• _Problem statement_: Pull out every line containing the string "αγρότες".

• _Material for this exercise_:
--- BEGIN ---
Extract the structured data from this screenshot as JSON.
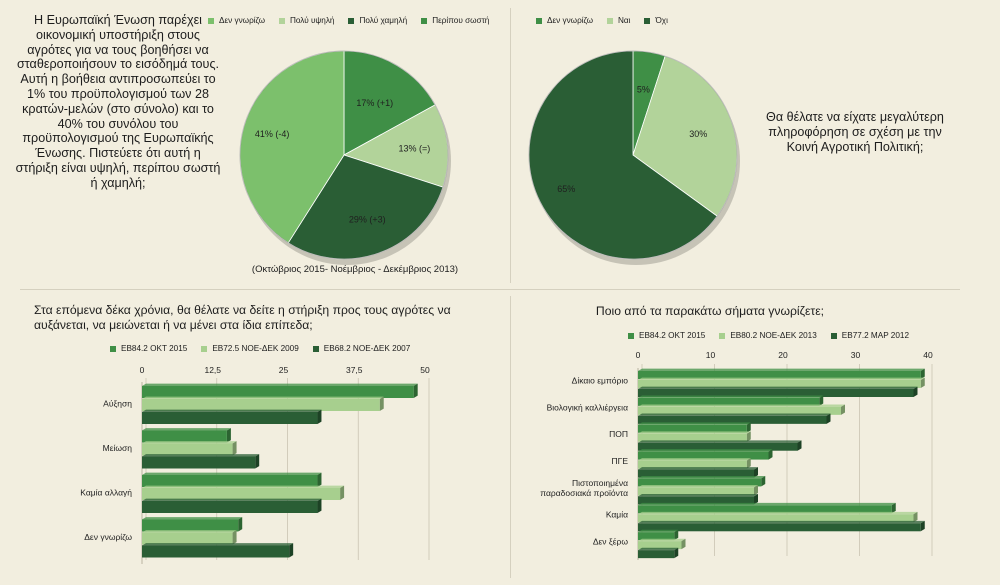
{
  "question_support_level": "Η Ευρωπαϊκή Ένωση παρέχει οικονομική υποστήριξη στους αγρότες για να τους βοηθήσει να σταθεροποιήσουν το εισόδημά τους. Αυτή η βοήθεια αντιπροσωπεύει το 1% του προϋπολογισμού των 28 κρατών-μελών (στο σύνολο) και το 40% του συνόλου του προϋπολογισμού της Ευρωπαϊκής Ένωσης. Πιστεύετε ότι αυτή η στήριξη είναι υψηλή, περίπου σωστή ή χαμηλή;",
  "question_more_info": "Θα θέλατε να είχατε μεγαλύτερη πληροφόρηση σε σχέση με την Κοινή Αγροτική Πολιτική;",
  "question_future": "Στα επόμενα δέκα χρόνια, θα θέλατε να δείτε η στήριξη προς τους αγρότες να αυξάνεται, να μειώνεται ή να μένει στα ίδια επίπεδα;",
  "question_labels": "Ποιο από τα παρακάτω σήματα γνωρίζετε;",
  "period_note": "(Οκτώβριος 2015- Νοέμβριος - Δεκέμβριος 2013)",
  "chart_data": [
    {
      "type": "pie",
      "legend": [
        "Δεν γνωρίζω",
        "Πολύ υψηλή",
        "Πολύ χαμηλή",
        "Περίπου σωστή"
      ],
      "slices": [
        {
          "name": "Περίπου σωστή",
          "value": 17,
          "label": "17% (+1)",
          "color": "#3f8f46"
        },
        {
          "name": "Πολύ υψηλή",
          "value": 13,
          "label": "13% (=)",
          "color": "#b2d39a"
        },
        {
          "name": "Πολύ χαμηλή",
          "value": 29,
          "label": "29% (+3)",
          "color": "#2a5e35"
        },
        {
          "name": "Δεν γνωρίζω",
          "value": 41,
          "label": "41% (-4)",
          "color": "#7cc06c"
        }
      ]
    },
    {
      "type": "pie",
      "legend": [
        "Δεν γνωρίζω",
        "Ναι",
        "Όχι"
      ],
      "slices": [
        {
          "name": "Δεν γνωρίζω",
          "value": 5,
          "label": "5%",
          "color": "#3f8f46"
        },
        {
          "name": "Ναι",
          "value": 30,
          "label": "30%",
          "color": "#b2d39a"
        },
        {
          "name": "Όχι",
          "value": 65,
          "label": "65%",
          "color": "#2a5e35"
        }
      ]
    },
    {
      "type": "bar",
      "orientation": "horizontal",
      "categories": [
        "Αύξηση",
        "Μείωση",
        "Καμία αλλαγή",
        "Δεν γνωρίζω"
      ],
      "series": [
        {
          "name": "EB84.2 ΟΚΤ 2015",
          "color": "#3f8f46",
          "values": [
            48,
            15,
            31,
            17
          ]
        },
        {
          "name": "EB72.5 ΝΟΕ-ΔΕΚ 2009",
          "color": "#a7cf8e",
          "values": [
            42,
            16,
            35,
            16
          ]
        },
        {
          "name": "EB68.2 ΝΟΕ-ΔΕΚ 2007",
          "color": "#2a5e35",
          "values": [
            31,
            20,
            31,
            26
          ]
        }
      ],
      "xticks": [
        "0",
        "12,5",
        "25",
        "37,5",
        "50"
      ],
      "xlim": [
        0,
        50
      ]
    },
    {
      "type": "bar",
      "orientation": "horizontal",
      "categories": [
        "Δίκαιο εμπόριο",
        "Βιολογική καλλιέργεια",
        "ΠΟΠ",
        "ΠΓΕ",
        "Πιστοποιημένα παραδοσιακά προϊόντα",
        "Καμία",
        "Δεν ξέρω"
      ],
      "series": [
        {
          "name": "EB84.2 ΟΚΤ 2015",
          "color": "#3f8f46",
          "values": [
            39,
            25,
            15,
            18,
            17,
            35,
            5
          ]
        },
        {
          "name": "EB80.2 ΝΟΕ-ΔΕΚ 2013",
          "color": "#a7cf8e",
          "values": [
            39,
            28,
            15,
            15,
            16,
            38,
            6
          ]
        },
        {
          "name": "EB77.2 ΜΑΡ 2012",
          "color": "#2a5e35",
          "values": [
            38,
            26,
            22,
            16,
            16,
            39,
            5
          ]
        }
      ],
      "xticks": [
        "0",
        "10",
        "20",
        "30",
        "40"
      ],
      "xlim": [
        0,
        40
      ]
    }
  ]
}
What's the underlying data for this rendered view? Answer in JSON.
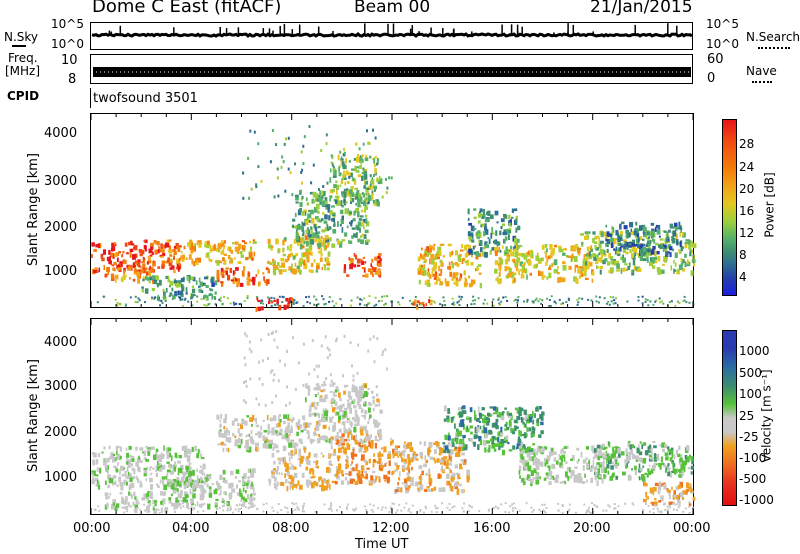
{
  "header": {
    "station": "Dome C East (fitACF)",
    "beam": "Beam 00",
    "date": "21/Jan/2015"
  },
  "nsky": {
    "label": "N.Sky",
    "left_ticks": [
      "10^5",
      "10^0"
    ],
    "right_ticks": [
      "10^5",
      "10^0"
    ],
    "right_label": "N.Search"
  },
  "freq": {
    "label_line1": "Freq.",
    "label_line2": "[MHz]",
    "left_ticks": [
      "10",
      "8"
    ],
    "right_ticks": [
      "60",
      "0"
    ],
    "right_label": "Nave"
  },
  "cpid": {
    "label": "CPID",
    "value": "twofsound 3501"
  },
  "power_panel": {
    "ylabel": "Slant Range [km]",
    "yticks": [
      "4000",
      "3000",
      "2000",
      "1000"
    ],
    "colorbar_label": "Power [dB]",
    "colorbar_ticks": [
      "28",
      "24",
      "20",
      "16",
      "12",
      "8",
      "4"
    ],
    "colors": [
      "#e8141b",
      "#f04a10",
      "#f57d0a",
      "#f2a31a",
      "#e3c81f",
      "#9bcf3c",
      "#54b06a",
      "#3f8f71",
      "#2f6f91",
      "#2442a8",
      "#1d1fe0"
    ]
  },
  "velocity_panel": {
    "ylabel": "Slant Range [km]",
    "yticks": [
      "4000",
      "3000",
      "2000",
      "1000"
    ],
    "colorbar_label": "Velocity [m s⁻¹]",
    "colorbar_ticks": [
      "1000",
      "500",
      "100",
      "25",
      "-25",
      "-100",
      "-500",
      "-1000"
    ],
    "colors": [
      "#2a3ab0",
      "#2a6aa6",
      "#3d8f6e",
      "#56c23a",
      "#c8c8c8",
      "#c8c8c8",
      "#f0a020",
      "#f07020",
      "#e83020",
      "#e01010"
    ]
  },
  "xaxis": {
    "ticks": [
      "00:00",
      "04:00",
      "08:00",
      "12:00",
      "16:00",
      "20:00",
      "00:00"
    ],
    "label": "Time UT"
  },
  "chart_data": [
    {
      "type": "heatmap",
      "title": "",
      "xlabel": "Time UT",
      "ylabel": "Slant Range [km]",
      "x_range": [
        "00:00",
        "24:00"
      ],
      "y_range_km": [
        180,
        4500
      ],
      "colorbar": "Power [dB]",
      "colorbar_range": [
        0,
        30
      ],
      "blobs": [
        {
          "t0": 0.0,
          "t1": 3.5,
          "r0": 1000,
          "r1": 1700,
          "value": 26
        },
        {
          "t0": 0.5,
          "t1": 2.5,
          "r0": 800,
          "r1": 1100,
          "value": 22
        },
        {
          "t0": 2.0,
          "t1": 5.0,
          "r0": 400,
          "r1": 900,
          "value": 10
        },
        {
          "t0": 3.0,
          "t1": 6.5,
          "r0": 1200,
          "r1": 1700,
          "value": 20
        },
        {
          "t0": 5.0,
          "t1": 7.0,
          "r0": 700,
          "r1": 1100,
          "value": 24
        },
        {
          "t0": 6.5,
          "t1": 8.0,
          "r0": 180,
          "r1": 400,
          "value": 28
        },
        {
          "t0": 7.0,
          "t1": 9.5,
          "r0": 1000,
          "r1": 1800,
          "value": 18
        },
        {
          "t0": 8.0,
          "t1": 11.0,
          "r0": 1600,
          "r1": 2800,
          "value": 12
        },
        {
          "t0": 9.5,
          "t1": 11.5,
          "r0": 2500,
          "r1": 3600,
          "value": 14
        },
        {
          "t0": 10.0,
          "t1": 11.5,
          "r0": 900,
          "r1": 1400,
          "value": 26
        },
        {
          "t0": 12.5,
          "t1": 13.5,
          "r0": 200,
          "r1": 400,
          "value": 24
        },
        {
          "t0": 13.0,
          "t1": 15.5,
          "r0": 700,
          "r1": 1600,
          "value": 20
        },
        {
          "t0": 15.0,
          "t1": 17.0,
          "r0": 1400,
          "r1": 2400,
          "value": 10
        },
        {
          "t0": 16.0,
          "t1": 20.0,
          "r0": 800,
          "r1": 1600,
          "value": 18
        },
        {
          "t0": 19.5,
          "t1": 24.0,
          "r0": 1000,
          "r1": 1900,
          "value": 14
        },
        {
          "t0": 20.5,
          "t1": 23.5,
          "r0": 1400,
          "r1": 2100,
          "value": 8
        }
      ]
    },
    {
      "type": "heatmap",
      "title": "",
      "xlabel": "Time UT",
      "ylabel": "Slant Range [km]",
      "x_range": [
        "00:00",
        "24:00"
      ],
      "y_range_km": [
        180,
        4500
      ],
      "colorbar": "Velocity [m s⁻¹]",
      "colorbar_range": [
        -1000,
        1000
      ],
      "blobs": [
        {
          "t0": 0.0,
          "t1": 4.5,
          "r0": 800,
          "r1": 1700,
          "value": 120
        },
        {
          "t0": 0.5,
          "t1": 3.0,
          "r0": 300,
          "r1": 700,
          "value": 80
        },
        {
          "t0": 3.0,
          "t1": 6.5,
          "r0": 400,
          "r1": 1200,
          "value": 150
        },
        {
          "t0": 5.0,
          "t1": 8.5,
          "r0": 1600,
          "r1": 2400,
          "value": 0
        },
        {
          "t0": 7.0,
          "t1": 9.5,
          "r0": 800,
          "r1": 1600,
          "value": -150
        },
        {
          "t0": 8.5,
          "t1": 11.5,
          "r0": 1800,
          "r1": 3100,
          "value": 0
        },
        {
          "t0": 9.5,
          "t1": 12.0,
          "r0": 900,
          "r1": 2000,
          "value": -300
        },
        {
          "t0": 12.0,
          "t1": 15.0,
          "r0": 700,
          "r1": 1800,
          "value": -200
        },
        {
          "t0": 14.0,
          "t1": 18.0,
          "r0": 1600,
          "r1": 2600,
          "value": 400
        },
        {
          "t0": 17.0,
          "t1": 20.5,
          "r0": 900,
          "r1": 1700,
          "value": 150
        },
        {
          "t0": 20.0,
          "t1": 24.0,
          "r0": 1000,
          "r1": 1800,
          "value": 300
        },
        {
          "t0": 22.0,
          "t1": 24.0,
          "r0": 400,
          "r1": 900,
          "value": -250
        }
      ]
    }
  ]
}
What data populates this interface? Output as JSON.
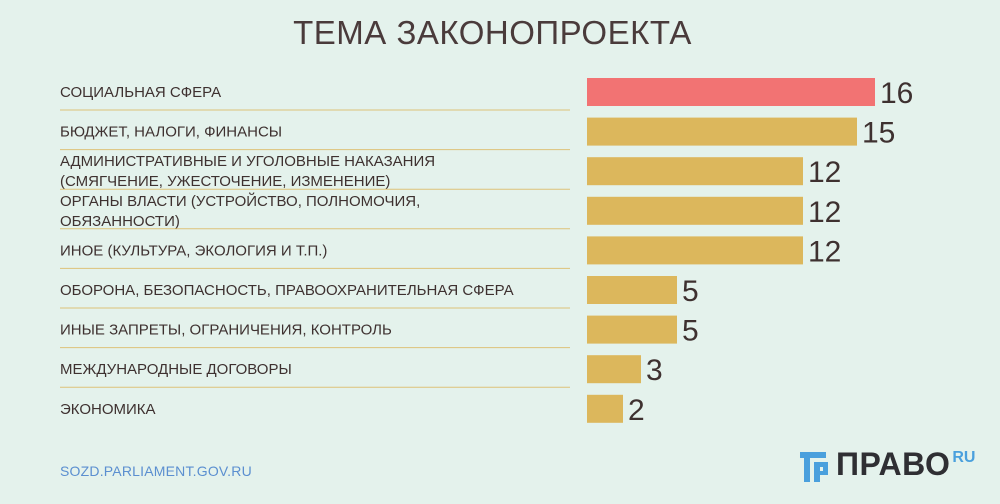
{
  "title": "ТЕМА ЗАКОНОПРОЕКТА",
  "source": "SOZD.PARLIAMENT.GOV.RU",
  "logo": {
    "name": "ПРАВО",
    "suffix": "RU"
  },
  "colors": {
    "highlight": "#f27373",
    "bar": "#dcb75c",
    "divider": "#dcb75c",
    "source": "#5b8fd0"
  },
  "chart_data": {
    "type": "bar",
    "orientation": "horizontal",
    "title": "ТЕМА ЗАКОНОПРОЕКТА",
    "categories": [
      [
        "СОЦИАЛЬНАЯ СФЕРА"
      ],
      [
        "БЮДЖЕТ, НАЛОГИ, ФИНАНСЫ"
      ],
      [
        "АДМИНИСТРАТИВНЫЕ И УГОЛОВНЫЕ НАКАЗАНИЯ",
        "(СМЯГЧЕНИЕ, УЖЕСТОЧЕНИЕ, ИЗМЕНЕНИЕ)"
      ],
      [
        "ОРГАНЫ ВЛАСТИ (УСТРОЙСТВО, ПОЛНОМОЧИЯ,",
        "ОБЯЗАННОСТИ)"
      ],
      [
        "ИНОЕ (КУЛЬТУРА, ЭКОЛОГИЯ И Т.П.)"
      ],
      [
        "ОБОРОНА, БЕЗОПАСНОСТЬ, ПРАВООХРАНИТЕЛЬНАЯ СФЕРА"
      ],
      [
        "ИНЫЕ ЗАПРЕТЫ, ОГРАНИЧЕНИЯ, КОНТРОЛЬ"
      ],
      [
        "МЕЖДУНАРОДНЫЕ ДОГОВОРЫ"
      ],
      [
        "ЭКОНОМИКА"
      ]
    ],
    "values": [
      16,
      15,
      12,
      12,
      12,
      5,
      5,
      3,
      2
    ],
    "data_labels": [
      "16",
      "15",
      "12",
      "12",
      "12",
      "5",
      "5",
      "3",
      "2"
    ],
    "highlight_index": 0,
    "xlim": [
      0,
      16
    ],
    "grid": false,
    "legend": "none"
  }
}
--- END ---
• _Task answer_:
  "question_support_level": "Η Ευρωπαϊκή Ένωση παρέχει οικονομική υποστήριξη στους αγρότες για να τους βοηθήσει να σταθεροποιήσουν το εισόδημά τους. Αυτή η βοήθεια αντιπροσωπεύει το 1% του προϋπολογισμού των 28 κρατών-μελών (στο σύνολο) και το 40% του συνόλου του προϋπολογισμού της Ευρωπαϊκής Ένωσης. Πιστεύετε ότι αυτή η στήριξη είναι υψηλή, περίπου σωστή ή χαμηλή;",
  "question_future": "Στα επόμενα δέκα χρόνια, θα θέλατε να δείτε η στήριξη προς τους αγρότες να αυξάνεται, να μειώνεται ή να μένει στα ίδια επίπεδα;",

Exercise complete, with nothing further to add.